Start of RECORD SET

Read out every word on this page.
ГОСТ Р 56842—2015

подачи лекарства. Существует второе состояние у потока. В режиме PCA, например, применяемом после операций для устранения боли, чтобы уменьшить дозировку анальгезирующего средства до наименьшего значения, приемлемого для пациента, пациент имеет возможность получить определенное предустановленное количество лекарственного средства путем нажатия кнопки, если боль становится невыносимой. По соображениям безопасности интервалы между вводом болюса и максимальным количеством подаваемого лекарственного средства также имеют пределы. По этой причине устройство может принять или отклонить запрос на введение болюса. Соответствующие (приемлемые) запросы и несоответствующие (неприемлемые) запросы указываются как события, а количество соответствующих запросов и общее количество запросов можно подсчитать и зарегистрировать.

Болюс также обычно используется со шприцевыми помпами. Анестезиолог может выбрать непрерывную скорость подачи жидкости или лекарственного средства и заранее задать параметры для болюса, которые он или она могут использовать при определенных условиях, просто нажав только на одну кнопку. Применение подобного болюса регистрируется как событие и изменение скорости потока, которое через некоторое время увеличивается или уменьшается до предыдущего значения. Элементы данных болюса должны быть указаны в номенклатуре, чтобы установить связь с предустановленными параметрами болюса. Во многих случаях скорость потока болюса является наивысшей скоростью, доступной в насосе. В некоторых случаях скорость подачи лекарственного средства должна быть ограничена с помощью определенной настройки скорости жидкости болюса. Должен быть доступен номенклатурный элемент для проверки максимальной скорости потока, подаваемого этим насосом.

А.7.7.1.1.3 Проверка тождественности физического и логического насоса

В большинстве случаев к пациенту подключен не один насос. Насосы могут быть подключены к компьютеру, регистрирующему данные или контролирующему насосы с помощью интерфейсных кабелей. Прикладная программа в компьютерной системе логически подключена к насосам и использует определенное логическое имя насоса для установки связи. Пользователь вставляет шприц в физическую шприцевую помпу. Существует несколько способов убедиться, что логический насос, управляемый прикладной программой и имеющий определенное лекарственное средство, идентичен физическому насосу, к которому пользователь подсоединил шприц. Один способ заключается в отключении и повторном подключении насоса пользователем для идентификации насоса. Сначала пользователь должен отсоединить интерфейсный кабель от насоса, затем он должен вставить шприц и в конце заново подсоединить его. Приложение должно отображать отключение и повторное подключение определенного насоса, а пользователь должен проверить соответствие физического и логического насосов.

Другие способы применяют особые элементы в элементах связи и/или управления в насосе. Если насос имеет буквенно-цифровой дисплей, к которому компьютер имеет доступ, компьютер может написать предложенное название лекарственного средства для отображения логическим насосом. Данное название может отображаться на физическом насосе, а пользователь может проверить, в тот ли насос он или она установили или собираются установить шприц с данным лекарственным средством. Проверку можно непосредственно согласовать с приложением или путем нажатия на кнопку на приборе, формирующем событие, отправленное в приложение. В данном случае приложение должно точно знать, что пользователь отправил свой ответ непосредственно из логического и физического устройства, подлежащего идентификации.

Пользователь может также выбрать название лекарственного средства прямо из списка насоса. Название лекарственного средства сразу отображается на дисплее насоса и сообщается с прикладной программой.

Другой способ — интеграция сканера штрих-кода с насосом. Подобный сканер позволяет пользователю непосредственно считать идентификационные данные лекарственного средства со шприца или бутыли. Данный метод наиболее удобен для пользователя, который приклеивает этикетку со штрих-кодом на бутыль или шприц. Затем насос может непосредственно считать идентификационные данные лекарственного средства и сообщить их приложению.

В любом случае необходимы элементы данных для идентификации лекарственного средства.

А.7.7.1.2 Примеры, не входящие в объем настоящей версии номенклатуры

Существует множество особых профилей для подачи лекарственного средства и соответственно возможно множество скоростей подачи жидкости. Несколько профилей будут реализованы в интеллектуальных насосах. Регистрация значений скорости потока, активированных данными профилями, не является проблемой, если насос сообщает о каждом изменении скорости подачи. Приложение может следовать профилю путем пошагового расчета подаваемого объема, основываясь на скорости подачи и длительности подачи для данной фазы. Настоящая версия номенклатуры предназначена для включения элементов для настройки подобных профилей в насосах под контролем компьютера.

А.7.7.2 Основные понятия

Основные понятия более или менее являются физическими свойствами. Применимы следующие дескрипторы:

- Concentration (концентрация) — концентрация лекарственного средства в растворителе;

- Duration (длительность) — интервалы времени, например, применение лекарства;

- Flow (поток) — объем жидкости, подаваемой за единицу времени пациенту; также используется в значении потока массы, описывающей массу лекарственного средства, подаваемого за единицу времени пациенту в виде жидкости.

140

End of RECORD SET

■ GIVEN INSTRUCTION: Gather every line from the listing above in which "интервалы" appears, and copy those lines.

■ THE REPLY:
подачи лекарства. Существует второе состояние у потока. В режиме PCA, например, применяемом после операций для устранения боли, чтобы уменьшить дозировку анальгезирующего средства до наименьшего значения, приемлемого для пациента, пациент имеет возможность получить определенное предустановленное количество лекарственного средства путем нажатия кнопки, если боль становится невыносимой. По соображениям безопасности интервалы между вводом болюса и максимальным количеством подаваемого лекарственного средства также имеют пределы. По этой причине устройство может принять или отклонить запрос на введение болюса. Соответствующие (приемлемые) запросы и несоответствующие (неприемлемые) запросы указываются как события, а количество соответствующих запросов и общее количество запросов можно подсчитать и зарегистрировать.
- Duration (длительность) — интервалы времени, например, применение лекарства;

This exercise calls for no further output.